-------- Passage to read --------

Kwadwo Mpiani Hurts Kufuor's Cause, Really!

Kwadwo Mpiani Hurts Kufuors Cause, Really!

That former President John Agyekum (Kofi Diawuo) Kufuor has carved a remarkable niche for himself in the pantheon of Ghanaian leaders and heroes cannot be gainsaid. Still, as the Chief-of-Staff for unarguably the most dynamic and progressive premier of Ghana's Fourth Republic, Mr. Mpiani made himself quite a bit notorious and downright obnoxious by acting as the public proxy for the apparent animus that Mr. Kufuor may well have harbored for Nana Addo Dankwa Akufo-Addo

None of us avid watchers of the Fourth-Republican scene have so soon forgotten the publication of the National Merit/Honors List on which the names of nearly every one of the putative political foes among the key operatives of the National Democratic Congress appeared, as well as the names of NPP stalwarts widely known to be in the good books of President Kufuor, except Nana Akufo-Addo's. There were, for example, the names of Messrs. Kojo Tsikata (the man who, as Mr. Rawlings's National Security Adviser, supervised the brutal assassination of the three Akan-descended Accra High-Court Judges), John Evans Atta-Mills and John Dramani Mahama.

And when Prof. Mike Ocquaye publicly criticized the Presidency for treating the then-ruling party's Presidential Candidate for Election 2008, Mr. Mpiani further slighted the former Attorney-General and Foreign Minister by listing Nana Akufo-Addo's name among the second-tier of Order-of-Merit awardees. It would take another wave of public criticism from within for the former NPP-MP for Akyem-Abuakwa South to be brought on par with Mr. Kufuor's former political associates of the so-called National Democratic Congress.

Actually, it was under the antecedent of the NDC, the so-called Provisional National Defense Council (PNDC) and the then-Flt.-Lt. Jerry John Rawlings, that the future President Kufuor had served as a cabinet appointee in charge of Local Government. More mature and principled politicians like Mr. Victor Owusu, also a former Attorney-General in the Busia-led government of the Progress Party, had flatly rejected the lurid overtures of the wet-eared half-Scottish Mr. Rawlings.

And so it is rather ironic for Mr. Mpiani to claim that the hard-earned reputations of every one of the rational and objective critics of Mr. Kufuor "were made who they are today [only] after serving in the erstwhile Kufuor administration" (See "NPP Fails to Recognize Kufuor's Contributions - Kwadwo Mpiani" MyJoyOnline.com 4/15/14). I don't remember Prof. Ocquaye, for instance, being any far less significant a personality in Ghana prior to the emergence of Mr. Kufuor as a dominant figure on our national political landscape. And neither was the name of Nana Akufo-Addo totally unknown, both in terms of pedigree and on a personal level.

-------- Data section --------

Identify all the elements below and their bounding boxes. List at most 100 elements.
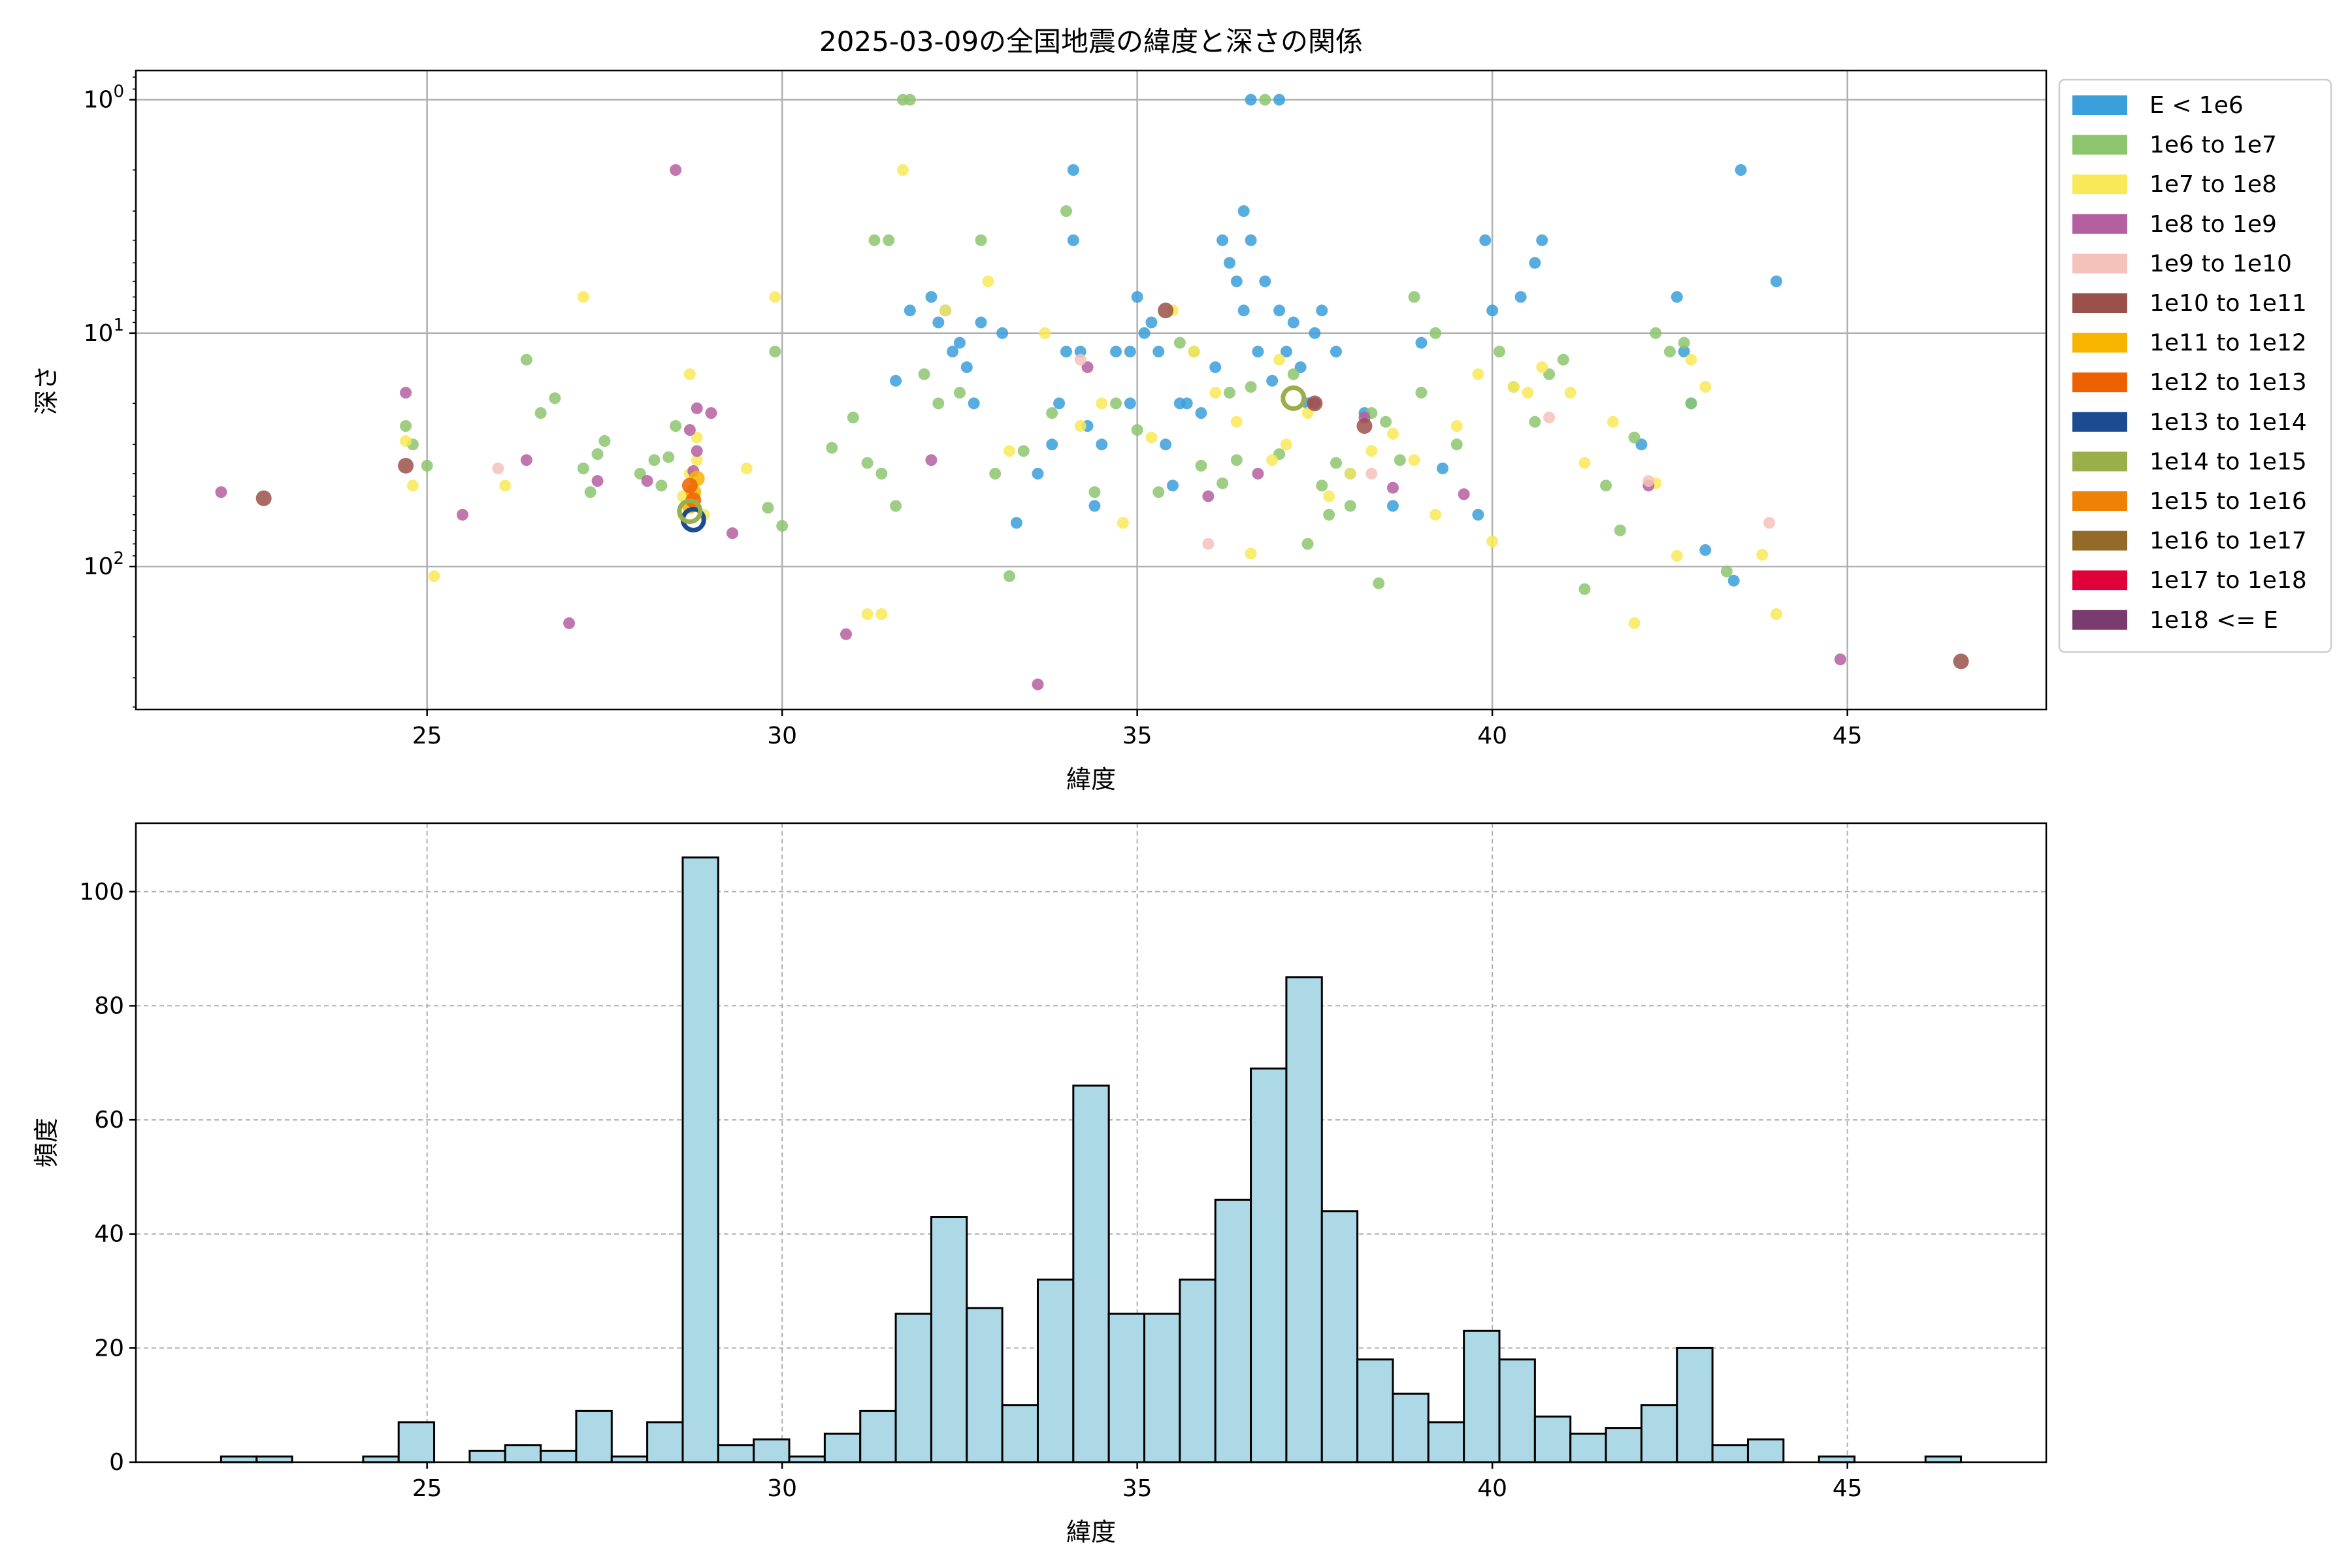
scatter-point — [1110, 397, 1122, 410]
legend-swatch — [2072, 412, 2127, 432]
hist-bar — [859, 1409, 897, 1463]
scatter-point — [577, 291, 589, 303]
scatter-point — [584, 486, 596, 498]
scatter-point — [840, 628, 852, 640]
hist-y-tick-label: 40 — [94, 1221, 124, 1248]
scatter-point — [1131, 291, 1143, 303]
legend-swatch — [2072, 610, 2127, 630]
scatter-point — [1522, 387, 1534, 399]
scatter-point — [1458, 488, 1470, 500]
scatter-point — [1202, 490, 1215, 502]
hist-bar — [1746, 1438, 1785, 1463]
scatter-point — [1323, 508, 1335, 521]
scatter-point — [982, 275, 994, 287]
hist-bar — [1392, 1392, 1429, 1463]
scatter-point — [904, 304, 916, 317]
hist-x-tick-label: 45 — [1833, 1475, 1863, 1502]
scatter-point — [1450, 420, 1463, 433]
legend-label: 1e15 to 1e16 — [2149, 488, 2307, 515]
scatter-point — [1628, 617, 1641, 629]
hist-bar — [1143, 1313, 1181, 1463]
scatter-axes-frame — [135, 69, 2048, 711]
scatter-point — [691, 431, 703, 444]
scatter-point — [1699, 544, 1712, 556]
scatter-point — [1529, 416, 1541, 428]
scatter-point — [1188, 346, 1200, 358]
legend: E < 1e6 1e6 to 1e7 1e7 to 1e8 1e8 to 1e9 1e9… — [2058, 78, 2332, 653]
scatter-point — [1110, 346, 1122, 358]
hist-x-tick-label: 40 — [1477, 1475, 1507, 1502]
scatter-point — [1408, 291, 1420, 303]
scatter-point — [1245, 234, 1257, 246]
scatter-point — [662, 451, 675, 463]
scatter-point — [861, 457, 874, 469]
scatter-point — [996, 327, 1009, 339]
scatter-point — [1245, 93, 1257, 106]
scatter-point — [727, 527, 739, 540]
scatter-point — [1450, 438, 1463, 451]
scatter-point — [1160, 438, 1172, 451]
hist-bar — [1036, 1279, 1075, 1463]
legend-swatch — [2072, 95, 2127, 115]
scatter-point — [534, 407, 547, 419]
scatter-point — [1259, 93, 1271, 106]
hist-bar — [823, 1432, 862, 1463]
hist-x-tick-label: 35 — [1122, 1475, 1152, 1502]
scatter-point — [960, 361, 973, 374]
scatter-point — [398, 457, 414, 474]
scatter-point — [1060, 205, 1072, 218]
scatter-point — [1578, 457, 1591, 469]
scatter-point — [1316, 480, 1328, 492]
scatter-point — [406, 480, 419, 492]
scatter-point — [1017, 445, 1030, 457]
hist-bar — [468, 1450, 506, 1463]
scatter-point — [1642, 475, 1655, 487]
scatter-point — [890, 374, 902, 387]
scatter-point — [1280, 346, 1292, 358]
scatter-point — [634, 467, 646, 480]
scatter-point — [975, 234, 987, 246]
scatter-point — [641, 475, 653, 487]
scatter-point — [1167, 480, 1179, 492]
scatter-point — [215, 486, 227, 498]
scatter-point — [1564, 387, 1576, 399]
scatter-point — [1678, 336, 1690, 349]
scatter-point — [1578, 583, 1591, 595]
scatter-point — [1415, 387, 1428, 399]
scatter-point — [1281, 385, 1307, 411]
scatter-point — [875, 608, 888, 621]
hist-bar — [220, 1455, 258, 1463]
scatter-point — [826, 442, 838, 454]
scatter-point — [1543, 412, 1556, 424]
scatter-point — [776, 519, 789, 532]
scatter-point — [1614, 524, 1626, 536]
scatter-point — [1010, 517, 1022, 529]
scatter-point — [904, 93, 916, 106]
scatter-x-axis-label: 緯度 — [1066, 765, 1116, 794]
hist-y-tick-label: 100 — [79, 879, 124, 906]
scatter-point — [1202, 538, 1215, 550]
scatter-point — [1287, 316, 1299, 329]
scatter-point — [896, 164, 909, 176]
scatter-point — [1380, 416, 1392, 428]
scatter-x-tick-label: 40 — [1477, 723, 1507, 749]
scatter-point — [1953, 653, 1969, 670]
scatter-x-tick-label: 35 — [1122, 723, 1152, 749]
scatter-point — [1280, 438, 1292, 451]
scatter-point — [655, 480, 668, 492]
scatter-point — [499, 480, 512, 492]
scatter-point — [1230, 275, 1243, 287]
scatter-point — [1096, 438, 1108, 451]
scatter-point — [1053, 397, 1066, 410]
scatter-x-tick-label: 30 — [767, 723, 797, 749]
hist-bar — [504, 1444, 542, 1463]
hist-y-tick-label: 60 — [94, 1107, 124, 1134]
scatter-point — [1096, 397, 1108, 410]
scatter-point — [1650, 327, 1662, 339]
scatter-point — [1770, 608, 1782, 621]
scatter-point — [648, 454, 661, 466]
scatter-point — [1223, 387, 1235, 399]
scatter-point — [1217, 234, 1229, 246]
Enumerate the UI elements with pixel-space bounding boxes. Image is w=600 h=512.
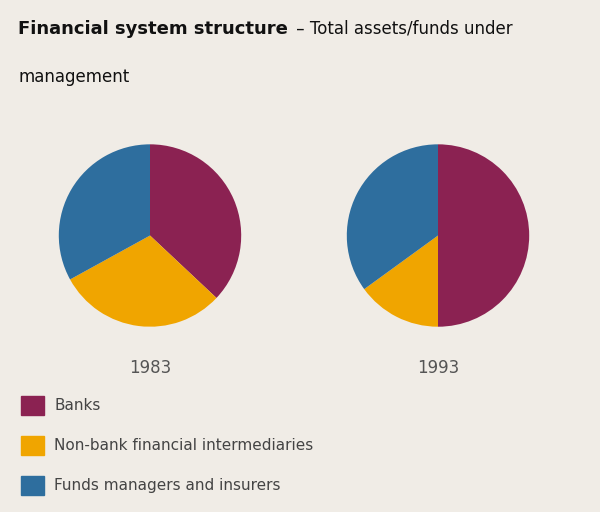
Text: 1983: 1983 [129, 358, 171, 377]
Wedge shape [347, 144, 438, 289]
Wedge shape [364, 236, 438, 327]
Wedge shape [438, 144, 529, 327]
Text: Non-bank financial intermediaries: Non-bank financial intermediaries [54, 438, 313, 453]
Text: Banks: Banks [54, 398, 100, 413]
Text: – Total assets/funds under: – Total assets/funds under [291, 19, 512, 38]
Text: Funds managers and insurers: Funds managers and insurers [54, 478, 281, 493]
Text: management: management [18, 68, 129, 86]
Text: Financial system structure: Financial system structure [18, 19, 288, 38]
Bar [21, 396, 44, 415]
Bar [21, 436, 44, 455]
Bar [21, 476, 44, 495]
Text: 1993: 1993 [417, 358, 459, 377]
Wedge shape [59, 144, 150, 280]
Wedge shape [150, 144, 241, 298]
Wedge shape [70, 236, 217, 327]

--------

### Tasks to complete
(a) In the commentary on Kwadwo Mpiani, rewrite the passage starting with "And when Prof." and going on through "National Democratic Congress.", putting "lower tier" in place of "second-tier".
(b) According to the commentary on Kwadwo Mpiani, what was Kufuor in charge of as a cabinet appointee under the Provisional National Defense Council?

### Solutions to each task
(a)
And when Prof. Mike Ocquaye publicly criticized the Presidency for treating the then-ruling party's Presidential Candidate for Election 2008, Mr. Mpiani further slighted the former Attorney-General and Foreign Minister by listing Nana Akufo-Addo's name among the lower tier of Order-of-Merit awardees. It would take another wave of public criticism from within for the former NPP-MP for Akyem-Abuakwa South to be brought on par with Mr. Kufuor's former political associates of the so-called National Democratic Congress.

(b) Local Government.